Return the entries below in their exact form, leaving the pictures out.
------------------------
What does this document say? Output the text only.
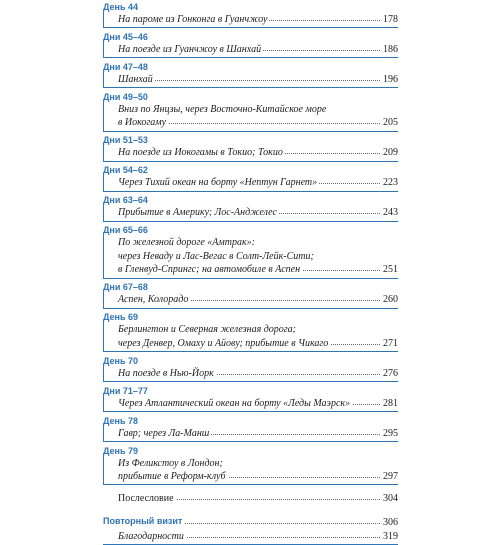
День 44
На пароме из Гонконга в Гуанчжоу	178
Дни 45–46
На поезде из Гуанчжоу в Шанхай	186
Дни 47–48
Шанхай	196
Дни 49–50
Вниз по Янцзы, через Восточно-Китайское море
в Иокогаму	205
Дни 51–53
На поезде из Иокогамы в Токио; Токио	209
Дни 54–62
Через Тихий океан на борту «Нептун Гарнет»	223
Дни 63–64
Прибытие в Америку; Лос-Анджелес	243
Дни 65–66
По железной дороге «Амтрак»:
через Неваду и Лас-Вегас в Солт-Лейк-Сити;
в Гленвуд-Спрингс; на автомобиле в Аспен	251
Дни 67–68
Аспен, Колорадо	260
День 69
Берлингтон и Северная железная дорога;
через Денвер, Омаху и Айову; прибытие в Чикаго	271
День 70
На поезде в Нью-Йорк	276
Дни 71–77
Через Атлантический океан на борту «Леды Маэрск»	281
День 78
Гавр; через Ла-Манш	295
День 79
Из Феликстоу в Лондон;
прибытие в Реформ-клуб	297
Послесловие	304
Повторный визит	306
Благодарности	319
------------------------
Solution to this task:
What does this document say? Output the text only.
День 44
На пароме из Гонконга в Гуанчжоу	178
Дни 45–46
На поезде из Гуанчжоу в Шанхай	186
Дни 47–48
Шанхай	196
Дни 49–50
Вниз по Янцзы, через Восточно-Китайское море
в Иокогаму	205
Дни 51–53
На поезде из Иокогамы в Токио; Токио	209
Дни 54–62
Через Тихий океан на борту «Нептун Гарнет»	223
Дни 63–64
Прибытие в Америку; Лос-Анджелес	243
Дни 65–66
По железной дороге «Амтрак»:
через Неваду и Лас-Вегас в Солт-Лейк-Сити;
в Гленвуд-Спрингс; на автомобиле в Аспен	251
Дни 67–68
Аспен, Колорадо	260
День 69
Берлингтон и Северная железная дорога;
через Денвер, Омаху и Айову; прибытие в Чикаго	271
День 70
На поезде в Нью-Йорк	276
Дни 71–77
Через Атлантический океан на борту «Леды Маэрск»	281
День 78
Гавр; через Ла-Манш	295
День 79
Из Феликстоу в Лондон;
прибытие в Реформ-клуб	297
Послесловие	304
Повторный визит	306
Благодарности	319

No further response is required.